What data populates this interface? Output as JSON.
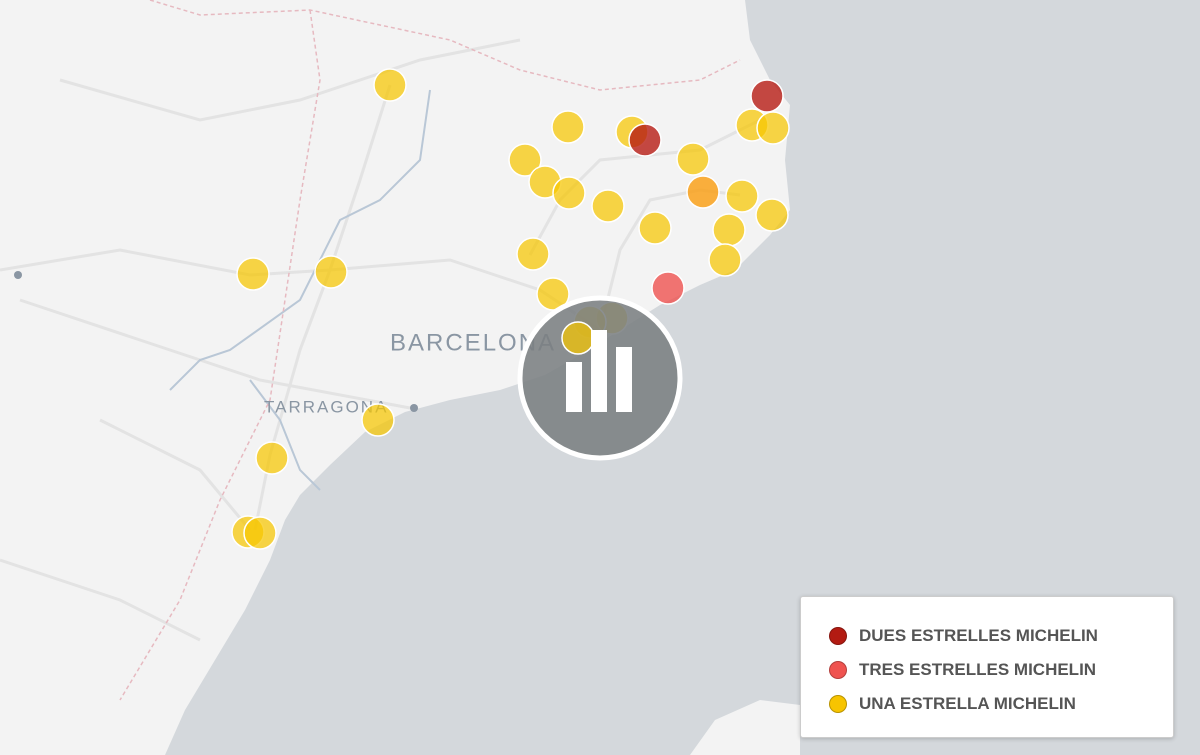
{
  "map": {
    "places": [
      "BARCELONA",
      "TARRAGONA"
    ]
  },
  "legend": {
    "items": [
      {
        "label": "DUES ESTRELLES MICHELIN",
        "color": "#b31b12"
      },
      {
        "label": "TRES ESTRELLES MICHELIN",
        "color": "#ef5350"
      },
      {
        "label": "UNA ESTRELLA MICHELIN",
        "color": "#f7c400"
      }
    ]
  }
}
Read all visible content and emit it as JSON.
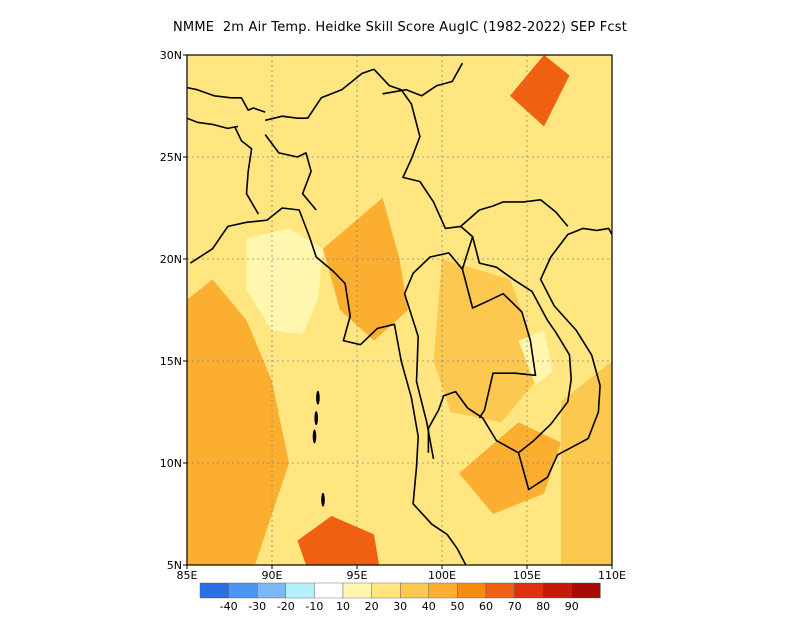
{
  "title": "NMME  2m Air Temp. Heidke Skill Score AugIC (1982-2022) SEP Fcst",
  "map": {
    "lon_range": [
      85,
      110
    ],
    "lat_range": [
      5,
      30
    ],
    "lon_ticks": [
      "85E",
      "90E",
      "95E",
      "100E",
      "105E",
      "110E"
    ],
    "lat_ticks": [
      "5N",
      "10N",
      "15N",
      "20N",
      "25N",
      "30N"
    ],
    "grid": "dotted",
    "background_level": 20
  },
  "colorbar": {
    "colors": [
      "#2a6ee8",
      "#4a96f0",
      "#7cb8f5",
      "#b4f0fa",
      "#ffffff",
      "#fff7b0",
      "#ffe680",
      "#fcc850",
      "#fbae30",
      "#f88c10",
      "#f06010",
      "#e03010",
      "#c81808",
      "#a80a05"
    ],
    "labels": [
      "-40",
      "-30",
      "-20",
      "-10",
      "10",
      "20",
      "30",
      "40",
      "50",
      "60",
      "70",
      "80",
      "90"
    ]
  },
  "skill_regions": [
    {
      "region": "bay-of-bengal-west",
      "level": 40
    },
    {
      "region": "central-bay-of-bengal",
      "level": 10
    },
    {
      "region": "andaman-sea-south",
      "level": 60
    },
    {
      "region": "myanmar-central",
      "level": 40
    },
    {
      "region": "thailand-laos",
      "level": 30
    },
    {
      "region": "cambodia-south",
      "level": 40
    },
    {
      "region": "south-china-sea-east",
      "level": 30
    },
    {
      "region": "tibet-north",
      "level": 20
    },
    {
      "region": "south-china-north",
      "level": 60
    },
    {
      "region": "gulf-of-thailand-east",
      "level": 10
    }
  ]
}
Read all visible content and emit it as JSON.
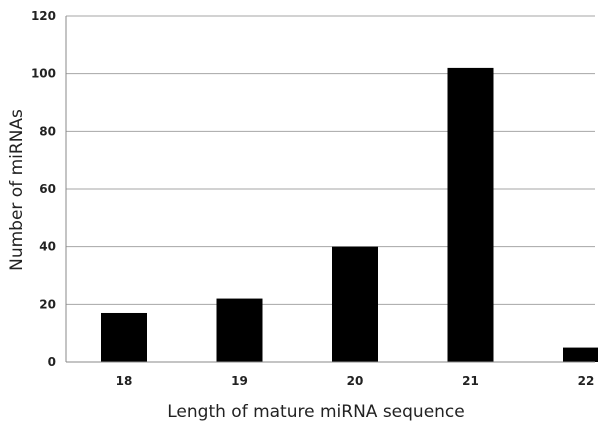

+---+

### SHORT EXERCISE
Without including the pictures, return each record above exactly as it stands.

### RESULT OF THIS EXERCISE
What data populates this interface? Output as JSON.
{
  "map": {
    "places": [
      "BARCELONA",
      "TARRAGONA"
    ]
  },
  "legend": {
    "items": [
      {
        "label": "DUES ESTRELLES MICHELIN",
        "color": "#b31b12"
      },
      {
        "label": "TRES ESTRELLES MICHELIN",
        "color": "#ef5350"
      },
      {
        "label": "UNA ESTRELLA MICHELIN",
        "color": "#f7c400"
      }
    ]
  }
}
Read all visible content and emit it as JSON.
{
  "title": "NMME  2m Air Temp. Heidke Skill Score AugIC (1982-2022) SEP Fcst",
  "map": {
    "lon_range": [
      85,
      110
    ],
    "lat_range": [
      5,
      30
    ],
    "lon_ticks": [
      "85E",
      "90E",
      "95E",
      "100E",
      "105E",
      "110E"
    ],
    "lat_ticks": [
      "5N",
      "10N",
      "15N",
      "20N",
      "25N",
      "30N"
    ],
    "grid": "dotted",
    "background_level": 20
  },
  "colorbar": {
    "colors": [
      "#2a6ee8",
      "#4a96f0",
      "#7cb8f5",
      "#b4f0fa",
      "#ffffff",
      "#fff7b0",
      "#ffe680",
      "#fcc850",
      "#fbae30",
      "#f88c10",
      "#f06010",
      "#e03010",
      "#c81808",
      "#a80a05"
    ],
    "labels": [
      "-40",
      "-30",
      "-20",
      "-10",
      "10",
      "20",
      "30",
      "40",
      "50",
      "60",
      "70",
      "80",
      "90"
    ]
  },
  "skill_regions": [
    {
      "region": "bay-of-bengal-west",
      "level": 40
    },
    {
      "region": "central-bay-of-bengal",
      "level": 10
    },
    {
      "region": "andaman-sea-south",
      "level": 60
    },
    {
      "region": "myanmar-central",
      "level": 40
    },
    {
      "region": "thailand-laos",
      "level": 30
    },
    {
      "region": "cambodia-south",
      "level": 40
    },
    {
      "region": "south-china-sea-east",
      "level": 30
    },
    {
      "region": "tibet-north",
      "level": 20
    },
    {
      "region": "south-china-north",
      "level": 60
    },
    {
      "region": "gulf-of-thailand-east",
      "level": 10
    }
  ]
}
Read all visible content and emit it as JSON.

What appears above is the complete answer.